■ Data items ■
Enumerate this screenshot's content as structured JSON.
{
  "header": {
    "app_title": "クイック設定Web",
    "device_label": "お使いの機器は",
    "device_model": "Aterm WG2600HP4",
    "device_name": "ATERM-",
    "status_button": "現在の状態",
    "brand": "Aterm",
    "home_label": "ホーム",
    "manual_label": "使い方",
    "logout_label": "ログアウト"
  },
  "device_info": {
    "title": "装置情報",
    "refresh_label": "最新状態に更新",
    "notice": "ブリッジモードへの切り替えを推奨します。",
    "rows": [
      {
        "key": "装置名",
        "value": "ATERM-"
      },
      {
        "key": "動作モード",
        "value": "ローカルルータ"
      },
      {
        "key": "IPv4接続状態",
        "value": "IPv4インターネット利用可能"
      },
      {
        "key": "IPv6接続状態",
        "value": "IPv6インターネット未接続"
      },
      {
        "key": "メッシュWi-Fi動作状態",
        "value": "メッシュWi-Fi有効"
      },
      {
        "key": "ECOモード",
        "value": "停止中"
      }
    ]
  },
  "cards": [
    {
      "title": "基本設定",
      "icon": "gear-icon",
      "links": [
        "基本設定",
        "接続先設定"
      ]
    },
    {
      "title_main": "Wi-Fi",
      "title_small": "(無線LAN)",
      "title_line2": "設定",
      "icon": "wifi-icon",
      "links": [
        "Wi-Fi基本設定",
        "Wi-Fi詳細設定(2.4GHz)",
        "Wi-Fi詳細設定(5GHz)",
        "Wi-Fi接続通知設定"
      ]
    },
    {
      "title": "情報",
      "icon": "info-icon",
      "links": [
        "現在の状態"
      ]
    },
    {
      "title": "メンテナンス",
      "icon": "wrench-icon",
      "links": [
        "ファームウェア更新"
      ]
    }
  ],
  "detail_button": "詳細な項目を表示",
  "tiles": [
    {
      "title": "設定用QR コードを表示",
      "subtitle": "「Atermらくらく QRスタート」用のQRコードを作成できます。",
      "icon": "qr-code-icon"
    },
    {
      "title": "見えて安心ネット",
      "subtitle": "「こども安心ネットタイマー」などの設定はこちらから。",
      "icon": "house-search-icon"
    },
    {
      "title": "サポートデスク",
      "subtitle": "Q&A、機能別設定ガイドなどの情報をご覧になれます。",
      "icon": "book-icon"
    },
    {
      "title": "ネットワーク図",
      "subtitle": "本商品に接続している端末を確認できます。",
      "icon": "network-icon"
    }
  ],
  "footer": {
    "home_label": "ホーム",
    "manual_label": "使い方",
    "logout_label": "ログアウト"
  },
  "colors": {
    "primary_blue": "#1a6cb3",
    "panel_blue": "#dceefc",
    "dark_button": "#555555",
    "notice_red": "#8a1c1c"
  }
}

■ Task ■
Copy all of the data. Keep every word exactly as it is.

■ Solved exercise ■
Enumerate this screenshot's content as structured JSON.
{
  "header": {
    "app_title": "クイック設定Web",
    "device_label": "お使いの機器は",
    "device_model": "Aterm WG2600HP4",
    "device_name": "ATERM-",
    "status_button": "現在の状態",
    "brand": "Aterm",
    "home_label": "ホーム",
    "manual_label": "使い方",
    "logout_label": "ログアウト"
  },
  "device_info": {
    "title": "装置情報",
    "refresh_label": "最新状態に更新",
    "notice": "ブリッジモードへの切り替えを推奨します。",
    "rows": [
      {
        "key": "装置名",
        "value": "ATERM-"
      },
      {
        "key": "動作モード",
        "value": "ローカルルータ"
      },
      {
        "key": "IPv4接続状態",
        "value": "IPv4インターネット利用可能"
      },
      {
        "key": "IPv6接続状態",
        "value": "IPv6インターネット未接続"
      },
      {
        "key": "メッシュWi-Fi動作状態",
        "value": "メッシュWi-Fi有効"
      },
      {
        "key": "ECOモード",
        "value": "停止中"
      }
    ]
  },
  "cards": [
    {
      "title": "基本設定",
      "icon": "gear-icon",
      "links": [
        "基本設定",
        "接続先設定"
      ]
    },
    {
      "title_main": "Wi-Fi",
      "title_small": "(無線LAN)",
      "title_line2": "設定",
      "icon": "wifi-icon",
      "links": [
        "Wi-Fi基本設定",
        "Wi-Fi詳細設定(2.4GHz)",
        "Wi-Fi詳細設定(5GHz)",
        "Wi-Fi接続通知設定"
      ]
    },
    {
      "title": "情報",
      "icon": "info-icon",
      "links": [
        "現在の状態"
      ]
    },
    {
      "title": "メンテナンス",
      "icon": "wrench-icon",
      "links": [
        "ファームウェア更新"
      ]
    }
  ],
  "detail_button": "詳細な項目を表示",
  "tiles": [
    {
      "title": "設定用QR コードを表示",
      "subtitle": "「Atermらくらく QRスタート」用のQRコードを作成できます。",
      "icon": "qr-code-icon"
    },
    {
      "title": "見えて安心ネット",
      "subtitle": "「こども安心ネットタイマー」などの設定はこちらから。",
      "icon": "house-search-icon"
    },
    {
      "title": "サポートデスク",
      "subtitle": "Q&A、機能別設定ガイドなどの情報をご覧になれます。",
      "icon": "book-icon"
    },
    {
      "title": "ネットワーク図",
      "subtitle": "本商品に接続している端末を確認できます。",
      "icon": "network-icon"
    }
  ],
  "footer": {
    "home_label": "ホーム",
    "manual_label": "使い方",
    "logout_label": "ログアウト"
  },
  "colors": {
    "primary_blue": "#1a6cb3",
    "panel_blue": "#dceefc",
    "dark_button": "#555555",
    "notice_red": "#8a1c1c"
  }
}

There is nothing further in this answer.